The listing below should be copied in full, word for word.

## DATA LINES:
/---

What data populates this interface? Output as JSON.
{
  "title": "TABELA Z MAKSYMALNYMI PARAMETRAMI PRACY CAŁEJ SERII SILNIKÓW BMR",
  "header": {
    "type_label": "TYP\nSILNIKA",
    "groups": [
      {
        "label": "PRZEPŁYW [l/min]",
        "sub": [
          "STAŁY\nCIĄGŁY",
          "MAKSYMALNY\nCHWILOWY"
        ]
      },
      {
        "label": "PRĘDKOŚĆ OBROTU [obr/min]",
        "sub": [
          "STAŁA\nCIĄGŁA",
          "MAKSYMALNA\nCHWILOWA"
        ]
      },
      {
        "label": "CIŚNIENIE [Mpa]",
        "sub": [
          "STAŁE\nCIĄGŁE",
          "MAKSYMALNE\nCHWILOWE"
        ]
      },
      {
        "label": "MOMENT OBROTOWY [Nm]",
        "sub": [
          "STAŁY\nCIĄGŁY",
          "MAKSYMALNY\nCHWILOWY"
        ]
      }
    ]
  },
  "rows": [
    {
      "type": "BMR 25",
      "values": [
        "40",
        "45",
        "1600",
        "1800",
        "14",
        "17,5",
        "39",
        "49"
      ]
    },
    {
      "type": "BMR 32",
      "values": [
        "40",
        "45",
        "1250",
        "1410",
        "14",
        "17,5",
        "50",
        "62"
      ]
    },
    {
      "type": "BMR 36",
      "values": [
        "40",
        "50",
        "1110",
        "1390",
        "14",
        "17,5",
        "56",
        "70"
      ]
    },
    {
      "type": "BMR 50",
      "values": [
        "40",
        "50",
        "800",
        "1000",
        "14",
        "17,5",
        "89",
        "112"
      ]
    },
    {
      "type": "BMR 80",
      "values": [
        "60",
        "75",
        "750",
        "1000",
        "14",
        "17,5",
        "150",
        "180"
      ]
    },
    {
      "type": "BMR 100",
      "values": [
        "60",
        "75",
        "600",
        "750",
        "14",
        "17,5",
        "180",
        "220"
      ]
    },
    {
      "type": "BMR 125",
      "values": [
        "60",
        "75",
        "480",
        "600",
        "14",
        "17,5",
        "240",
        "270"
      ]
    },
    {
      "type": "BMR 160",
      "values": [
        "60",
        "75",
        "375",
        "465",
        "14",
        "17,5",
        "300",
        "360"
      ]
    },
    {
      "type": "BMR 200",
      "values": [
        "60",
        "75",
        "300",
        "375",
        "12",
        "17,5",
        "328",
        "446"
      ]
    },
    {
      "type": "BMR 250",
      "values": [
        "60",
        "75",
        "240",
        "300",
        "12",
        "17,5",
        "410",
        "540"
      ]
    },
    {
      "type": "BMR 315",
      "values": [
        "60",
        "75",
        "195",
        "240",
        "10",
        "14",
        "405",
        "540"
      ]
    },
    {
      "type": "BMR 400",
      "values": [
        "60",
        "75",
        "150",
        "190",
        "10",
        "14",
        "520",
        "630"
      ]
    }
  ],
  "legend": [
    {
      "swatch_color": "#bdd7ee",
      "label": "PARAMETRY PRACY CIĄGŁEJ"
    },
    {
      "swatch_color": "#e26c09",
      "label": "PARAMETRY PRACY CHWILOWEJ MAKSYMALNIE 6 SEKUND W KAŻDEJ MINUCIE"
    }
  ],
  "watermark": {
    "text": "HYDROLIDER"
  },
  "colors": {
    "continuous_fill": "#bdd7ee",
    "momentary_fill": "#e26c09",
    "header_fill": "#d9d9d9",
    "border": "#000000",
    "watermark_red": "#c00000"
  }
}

\---

## EXERCISE ANSWER:
What data populates this interface? Output as JSON.
{
  "title": "TABELA Z MAKSYMALNYMI PARAMETRAMI PRACY CAŁEJ SERII SILNIKÓW BMR",
  "header": {
    "type_label": "TYP\nSILNIKA",
    "groups": [
      {
        "label": "PRZEPŁYW [l/min]",
        "sub": [
          "STAŁY\nCIĄGŁY",
          "MAKSYMALNY\nCHWILOWY"
        ]
      },
      {
        "label": "PRĘDKOŚĆ OBROTU [obr/min]",
        "sub": [
          "STAŁA\nCIĄGŁA",
          "MAKSYMALNA\nCHWILOWA"
        ]
      },
      {
        "label": "CIŚNIENIE [Mpa]",
        "sub": [
          "STAŁE\nCIĄGŁE",
          "MAKSYMALNE\nCHWILOWE"
        ]
      },
      {
        "label": "MOMENT OBROTOWY [Nm]",
        "sub": [
          "STAŁY\nCIĄGŁY",
          "MAKSYMALNY\nCHWILOWY"
        ]
      }
    ]
  },
  "rows": [
    {
      "type": "BMR 25",
      "values": [
        "40",
        "45",
        "1600",
        "1800",
        "14",
        "17,5",
        "39",
        "49"
      ]
    },
    {
      "type": "BMR 32",
      "values": [
        "40",
        "45",
        "1250",
        "1410",
        "14",
        "17,5",
        "50",
        "62"
      ]
    },
    {
      "type": "BMR 36",
      "values": [
        "40",
        "50",
        "1110",
        "1390",
        "14",
        "17,5",
        "56",
        "70"
      ]
    },
    {
      "type": "BMR 50",
      "values": [
        "40",
        "50",
        "800",
        "1000",
        "14",
        "17,5",
        "89",
        "112"
      ]
    },
    {
      "type": "BMR 80",
      "values": [
        "60",
        "75",
        "750",
        "1000",
        "14",
        "17,5",
        "150",
        "180"
      ]
    },
    {
      "type": "BMR 100",
      "values": [
        "60",
        "75",
        "600",
        "750",
        "14",
        "17,5",
        "180",
        "220"
      ]
    },
    {
      "type": "BMR 125",
      "values": [
        "60",
        "75",
        "480",
        "600",
        "14",
        "17,5",
        "240",
        "270"
      ]
    },
    {
      "type": "BMR 160",
      "values": [
        "60",
        "75",
        "375",
        "465",
        "14",
        "17,5",
        "300",
        "360"
      ]
    },
    {
      "type": "BMR 200",
      "values": [
        "60",
        "75",
        "300",
        "375",
        "12",
        "17,5",
        "328",
        "446"
      ]
    },
    {
      "type": "BMR 250",
      "values": [
        "60",
        "75",
        "240",
        "300",
        "12",
        "17,5",
        "410",
        "540"
      ]
    },
    {
      "type": "BMR 315",
      "values": [
        "60",
        "75",
        "195",
        "240",
        "10",
        "14",
        "405",
        "540"
      ]
    },
    {
      "type": "BMR 400",
      "values": [
        "60",
        "75",
        "150",
        "190",
        "10",
        "14",
        "520",
        "630"
      ]
    }
  ],
  "legend": [
    {
      "swatch_color": "#bdd7ee",
      "label": "PARAMETRY PRACY CIĄGŁEJ"
    },
    {
      "swatch_color": "#e26c09",
      "label": "PARAMETRY PRACY CHWILOWEJ MAKSYMALNIE 6 SEKUND W KAŻDEJ MINUCIE"
    }
  ],
  "watermark": {
    "text": "HYDROLIDER"
  },
  "colors": {
    "continuous_fill": "#bdd7ee",
    "momentary_fill": "#e26c09",
    "header_fill": "#d9d9d9",
    "border": "#000000",
    "watermark_red": "#c00000"
  }
}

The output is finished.